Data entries
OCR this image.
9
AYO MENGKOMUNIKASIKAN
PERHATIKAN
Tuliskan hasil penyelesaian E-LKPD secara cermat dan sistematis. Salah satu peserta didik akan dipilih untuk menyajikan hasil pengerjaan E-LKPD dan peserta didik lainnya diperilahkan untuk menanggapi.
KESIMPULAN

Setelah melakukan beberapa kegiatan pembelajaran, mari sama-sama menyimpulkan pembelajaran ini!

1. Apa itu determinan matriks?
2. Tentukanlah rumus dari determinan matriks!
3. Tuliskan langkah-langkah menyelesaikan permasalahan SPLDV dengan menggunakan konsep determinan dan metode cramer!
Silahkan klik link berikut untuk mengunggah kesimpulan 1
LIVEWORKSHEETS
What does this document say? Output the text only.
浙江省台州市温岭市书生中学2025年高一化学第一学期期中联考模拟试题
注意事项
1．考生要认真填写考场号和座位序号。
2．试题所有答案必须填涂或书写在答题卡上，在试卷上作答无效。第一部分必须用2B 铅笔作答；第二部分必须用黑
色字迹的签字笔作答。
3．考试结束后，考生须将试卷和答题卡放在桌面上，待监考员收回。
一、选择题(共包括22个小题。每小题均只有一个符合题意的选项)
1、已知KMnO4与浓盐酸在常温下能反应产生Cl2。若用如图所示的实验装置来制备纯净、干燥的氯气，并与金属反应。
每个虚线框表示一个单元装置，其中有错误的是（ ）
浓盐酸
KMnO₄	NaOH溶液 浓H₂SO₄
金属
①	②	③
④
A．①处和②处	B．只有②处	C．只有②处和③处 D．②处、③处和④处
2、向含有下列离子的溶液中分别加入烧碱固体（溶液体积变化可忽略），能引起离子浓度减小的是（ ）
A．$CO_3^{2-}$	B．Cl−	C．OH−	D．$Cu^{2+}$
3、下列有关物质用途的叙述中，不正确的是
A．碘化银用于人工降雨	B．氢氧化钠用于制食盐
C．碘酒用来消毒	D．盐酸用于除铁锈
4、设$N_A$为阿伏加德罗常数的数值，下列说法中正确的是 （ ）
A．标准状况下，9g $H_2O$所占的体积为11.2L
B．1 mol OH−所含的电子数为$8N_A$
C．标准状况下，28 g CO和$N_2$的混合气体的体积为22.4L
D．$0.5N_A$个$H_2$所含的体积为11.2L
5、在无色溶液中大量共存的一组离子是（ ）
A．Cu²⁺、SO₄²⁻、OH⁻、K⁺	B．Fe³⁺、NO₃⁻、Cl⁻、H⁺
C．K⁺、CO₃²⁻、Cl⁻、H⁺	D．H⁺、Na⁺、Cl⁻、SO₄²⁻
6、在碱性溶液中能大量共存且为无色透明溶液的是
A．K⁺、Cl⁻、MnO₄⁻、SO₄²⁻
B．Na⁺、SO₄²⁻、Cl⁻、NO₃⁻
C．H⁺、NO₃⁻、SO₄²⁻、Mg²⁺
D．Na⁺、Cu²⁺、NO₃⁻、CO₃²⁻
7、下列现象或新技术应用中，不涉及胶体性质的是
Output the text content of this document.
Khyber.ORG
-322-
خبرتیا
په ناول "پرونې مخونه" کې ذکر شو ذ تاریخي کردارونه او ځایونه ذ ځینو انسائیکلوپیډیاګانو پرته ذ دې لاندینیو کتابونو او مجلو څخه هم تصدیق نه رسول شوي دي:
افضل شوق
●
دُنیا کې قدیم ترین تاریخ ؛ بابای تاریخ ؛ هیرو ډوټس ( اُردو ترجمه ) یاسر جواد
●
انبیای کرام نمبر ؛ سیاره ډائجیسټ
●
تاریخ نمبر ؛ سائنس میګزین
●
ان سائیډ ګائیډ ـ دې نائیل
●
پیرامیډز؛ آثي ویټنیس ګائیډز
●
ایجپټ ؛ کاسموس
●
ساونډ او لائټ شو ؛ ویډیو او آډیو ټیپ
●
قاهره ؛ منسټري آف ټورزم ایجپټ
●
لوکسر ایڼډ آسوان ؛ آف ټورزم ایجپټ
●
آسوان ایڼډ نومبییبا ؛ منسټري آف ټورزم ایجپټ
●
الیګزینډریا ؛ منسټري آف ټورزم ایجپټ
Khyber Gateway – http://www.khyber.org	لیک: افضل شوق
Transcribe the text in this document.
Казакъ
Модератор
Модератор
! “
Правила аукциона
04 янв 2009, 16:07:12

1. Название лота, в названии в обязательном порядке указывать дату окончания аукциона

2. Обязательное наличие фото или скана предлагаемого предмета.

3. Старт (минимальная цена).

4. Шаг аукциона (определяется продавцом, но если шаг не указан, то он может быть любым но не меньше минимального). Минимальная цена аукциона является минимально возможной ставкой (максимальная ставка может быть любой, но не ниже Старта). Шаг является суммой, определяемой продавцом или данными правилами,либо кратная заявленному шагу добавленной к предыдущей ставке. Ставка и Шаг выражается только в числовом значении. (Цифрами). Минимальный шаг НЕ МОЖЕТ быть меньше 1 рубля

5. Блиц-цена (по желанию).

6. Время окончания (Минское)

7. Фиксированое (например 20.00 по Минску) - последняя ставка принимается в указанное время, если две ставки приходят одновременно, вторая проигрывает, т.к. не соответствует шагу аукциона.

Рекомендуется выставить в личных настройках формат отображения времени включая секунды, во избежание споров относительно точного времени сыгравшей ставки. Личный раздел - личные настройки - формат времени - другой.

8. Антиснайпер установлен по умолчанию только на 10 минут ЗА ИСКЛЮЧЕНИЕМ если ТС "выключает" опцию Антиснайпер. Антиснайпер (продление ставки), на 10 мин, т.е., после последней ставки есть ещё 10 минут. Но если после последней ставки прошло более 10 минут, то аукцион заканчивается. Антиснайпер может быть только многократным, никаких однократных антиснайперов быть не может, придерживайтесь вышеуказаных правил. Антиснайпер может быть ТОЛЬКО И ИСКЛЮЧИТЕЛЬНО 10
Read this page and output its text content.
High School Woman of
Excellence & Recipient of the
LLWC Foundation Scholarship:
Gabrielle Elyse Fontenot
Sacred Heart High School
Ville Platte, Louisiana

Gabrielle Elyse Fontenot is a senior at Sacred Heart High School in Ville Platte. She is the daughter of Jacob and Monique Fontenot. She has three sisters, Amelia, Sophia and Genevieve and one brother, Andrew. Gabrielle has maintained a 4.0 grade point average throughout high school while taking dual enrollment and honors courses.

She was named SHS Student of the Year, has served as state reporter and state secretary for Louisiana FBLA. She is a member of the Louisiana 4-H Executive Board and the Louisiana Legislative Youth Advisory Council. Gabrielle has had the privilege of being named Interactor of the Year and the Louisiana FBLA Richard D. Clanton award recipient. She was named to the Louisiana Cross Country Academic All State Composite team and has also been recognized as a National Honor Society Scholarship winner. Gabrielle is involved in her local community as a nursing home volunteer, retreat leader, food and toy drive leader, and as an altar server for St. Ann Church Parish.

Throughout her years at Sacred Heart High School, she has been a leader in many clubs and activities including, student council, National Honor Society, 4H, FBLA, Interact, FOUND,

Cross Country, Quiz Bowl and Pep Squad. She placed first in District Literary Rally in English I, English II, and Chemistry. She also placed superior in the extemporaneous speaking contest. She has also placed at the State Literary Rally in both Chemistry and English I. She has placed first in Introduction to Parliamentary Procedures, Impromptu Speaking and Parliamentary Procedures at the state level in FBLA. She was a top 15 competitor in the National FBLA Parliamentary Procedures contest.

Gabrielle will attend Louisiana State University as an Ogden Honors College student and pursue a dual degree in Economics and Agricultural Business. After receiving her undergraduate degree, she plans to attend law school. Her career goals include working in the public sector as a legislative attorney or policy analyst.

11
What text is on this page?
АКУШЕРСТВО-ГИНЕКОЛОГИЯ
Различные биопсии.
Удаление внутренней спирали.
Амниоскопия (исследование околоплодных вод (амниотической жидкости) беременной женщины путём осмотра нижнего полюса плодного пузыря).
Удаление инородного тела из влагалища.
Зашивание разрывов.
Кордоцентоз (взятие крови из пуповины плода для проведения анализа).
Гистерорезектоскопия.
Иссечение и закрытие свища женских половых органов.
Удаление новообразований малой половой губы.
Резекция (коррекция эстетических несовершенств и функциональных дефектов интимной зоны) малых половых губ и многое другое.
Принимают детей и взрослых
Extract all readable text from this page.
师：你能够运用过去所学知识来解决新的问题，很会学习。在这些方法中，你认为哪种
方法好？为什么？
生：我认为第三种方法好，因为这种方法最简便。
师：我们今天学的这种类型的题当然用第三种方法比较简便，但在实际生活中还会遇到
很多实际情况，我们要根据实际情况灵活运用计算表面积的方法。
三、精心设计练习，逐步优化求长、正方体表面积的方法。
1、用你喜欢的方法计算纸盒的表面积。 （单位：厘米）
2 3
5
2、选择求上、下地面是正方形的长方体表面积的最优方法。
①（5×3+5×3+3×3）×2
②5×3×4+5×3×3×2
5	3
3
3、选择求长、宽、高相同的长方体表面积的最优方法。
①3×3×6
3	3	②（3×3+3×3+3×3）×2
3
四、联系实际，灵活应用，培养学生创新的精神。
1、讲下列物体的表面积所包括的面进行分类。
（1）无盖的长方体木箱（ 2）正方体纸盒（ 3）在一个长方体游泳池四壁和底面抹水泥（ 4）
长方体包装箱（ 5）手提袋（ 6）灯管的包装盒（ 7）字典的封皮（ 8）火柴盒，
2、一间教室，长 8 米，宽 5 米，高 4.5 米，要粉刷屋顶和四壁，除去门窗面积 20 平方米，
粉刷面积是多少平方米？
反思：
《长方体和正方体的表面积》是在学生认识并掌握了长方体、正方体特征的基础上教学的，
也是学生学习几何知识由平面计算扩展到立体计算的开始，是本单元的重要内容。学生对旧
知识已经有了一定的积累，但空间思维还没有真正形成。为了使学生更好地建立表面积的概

Work to do:
Identify each line holding the string "Tuliskan", and copy it out.

Written answer:
Tuliskan hasil penyelesaian E-LKPD secara cermat dan sistematis. Salah satu peserta didik akan dipilih untuk menyajikan hasil pengerjaan E-LKPD dan peserta didik lainnya diperilahkan untuk menanggapi.
3. Tuliskan langkah-langkah menyelesaikan permasalahan SPLDV dengan menggunakan konsep determinan dan metode cramer!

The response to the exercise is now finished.